* **GOAL**
Without the pictures, print each of the records below exactly as it appears.

BEGIN DATA PROVIDED

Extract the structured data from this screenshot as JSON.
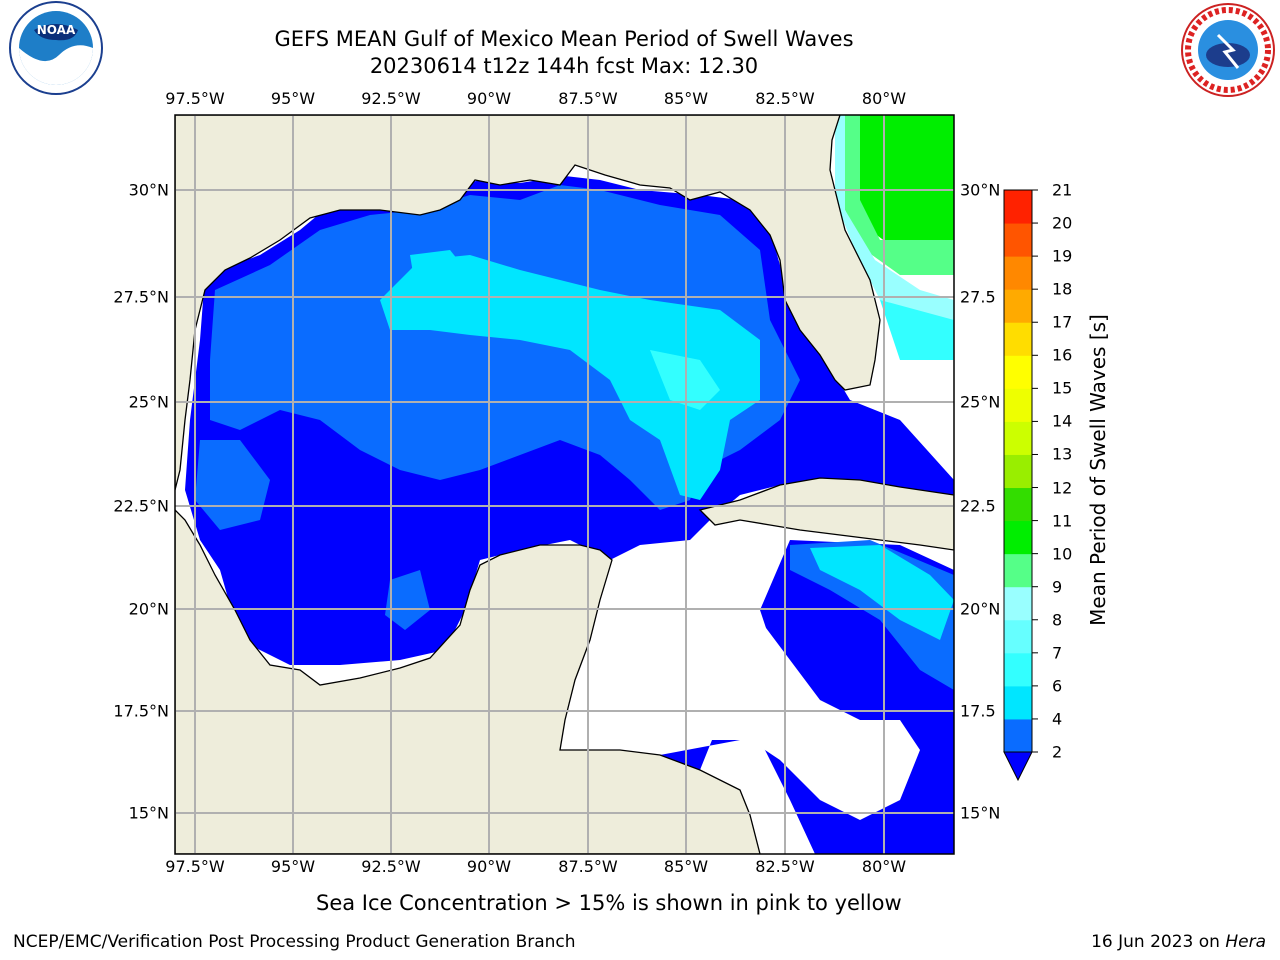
{
  "header": {
    "title": "GEFS MEAN Gulf of Mexico Mean Period of Swell Waves",
    "subtitle": "20230614 t12z 144h fcst   Max: 12.30"
  },
  "logos": {
    "left": "NOAA",
    "right": "NATIONAL WEATHER SERVICE"
  },
  "map": {
    "lon_labels": [
      "97.5°W",
      "95°W",
      "92.5°W",
      "90°W",
      "87.5°W",
      "85°W",
      "82.5°W",
      "80°W"
    ],
    "lat_labels": [
      "30°N",
      "27.5°N",
      "25°N",
      "22.5°N",
      "20°N",
      "17.5°N",
      "15°N"
    ],
    "lat_labels_right": [
      "30°N",
      "27.5",
      "25°N",
      "22.5",
      "20°N",
      "17.5",
      "15°N"
    ],
    "colors": {
      "land": "#eeeddb",
      "no_data": "#ffffff",
      "grid": "#b0b0b0",
      "coast": "#000000"
    }
  },
  "colorbar": {
    "label": "Mean Period of Swell Waves [s]",
    "ticks": [
      "2",
      "4",
      "6",
      "7",
      "8",
      "9",
      "10",
      "11",
      "12",
      "13",
      "14",
      "15",
      "16",
      "17",
      "18",
      "19",
      "20",
      "21"
    ],
    "colors": [
      "#0a6cff",
      "#00e6ff",
      "#33ffff",
      "#66ffff",
      "#99ffff",
      "#55ff88",
      "#00ee00",
      "#33dd00",
      "#99ee00",
      "#ccff00",
      "#eeff00",
      "#ffff00",
      "#ffdd00",
      "#ffaa00",
      "#ff8800",
      "#ff5500",
      "#ff2200",
      "#ff0000"
    ],
    "under_color": "#0000ff",
    "extend": "min"
  },
  "chart_data": {
    "type": "heatmap",
    "title": "GEFS MEAN Gulf of Mexico Mean Period of Swell Waves",
    "variable": "Mean Period of Swell Waves [s]",
    "max": 12.3,
    "init": "20230614 t12z",
    "forecast_hour": "144h",
    "lon_range": [
      -98,
      -78
    ],
    "lat_range": [
      14,
      32
    ],
    "colorbar_range": [
      2,
      21
    ]
  },
  "footer": {
    "note": "Sea Ice Concentration > 15% is shown in pink to yellow",
    "left": "NCEP/EMC/Verification Post Processing Product Generation Branch",
    "right_date": "16 Jun 2023 on",
    "right_host": "Hera"
  }
}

END DATA PROVIDED

* **EXERCISE RESULT**
Extract the structured data from this screenshot as JSON.
{
  "header": {
    "title": "GEFS MEAN Gulf of Mexico Mean Period of Swell Waves",
    "subtitle": "20230614 t12z 144h fcst   Max: 12.30"
  },
  "logos": {
    "left": "NOAA",
    "right": "NATIONAL WEATHER SERVICE"
  },
  "map": {
    "lon_labels": [
      "97.5°W",
      "95°W",
      "92.5°W",
      "90°W",
      "87.5°W",
      "85°W",
      "82.5°W",
      "80°W"
    ],
    "lat_labels": [
      "30°N",
      "27.5°N",
      "25°N",
      "22.5°N",
      "20°N",
      "17.5°N",
      "15°N"
    ],
    "lat_labels_right": [
      "30°N",
      "27.5",
      "25°N",
      "22.5",
      "20°N",
      "17.5",
      "15°N"
    ],
    "colors": {
      "land": "#eeeddb",
      "no_data": "#ffffff",
      "grid": "#b0b0b0",
      "coast": "#000000"
    }
  },
  "colorbar": {
    "label": "Mean Period of Swell Waves [s]",
    "ticks": [
      "2",
      "4",
      "6",
      "7",
      "8",
      "9",
      "10",
      "11",
      "12",
      "13",
      "14",
      "15",
      "16",
      "17",
      "18",
      "19",
      "20",
      "21"
    ],
    "colors": [
      "#0a6cff",
      "#00e6ff",
      "#33ffff",
      "#66ffff",
      "#99ffff",
      "#55ff88",
      "#00ee00",
      "#33dd00",
      "#99ee00",
      "#ccff00",
      "#eeff00",
      "#ffff00",
      "#ffdd00",
      "#ffaa00",
      "#ff8800",
      "#ff5500",
      "#ff2200",
      "#ff0000"
    ],
    "under_color": "#0000ff",
    "extend": "min"
  },
  "chart_data": {
    "type": "heatmap",
    "title": "GEFS MEAN Gulf of Mexico Mean Period of Swell Waves",
    "variable": "Mean Period of Swell Waves [s]",
    "max": 12.3,
    "init": "20230614 t12z",
    "forecast_hour": "144h",
    "lon_range": [
      -98,
      -78
    ],
    "lat_range": [
      14,
      32
    ],
    "colorbar_range": [
      2,
      21
    ]
  },
  "footer": {
    "note": "Sea Ice Concentration > 15% is shown in pink to yellow",
    "left": "NCEP/EMC/Verification Post Processing Product Generation Branch",
    "right_date": "16 Jun 2023 on",
    "right_host": "Hera"
  }
}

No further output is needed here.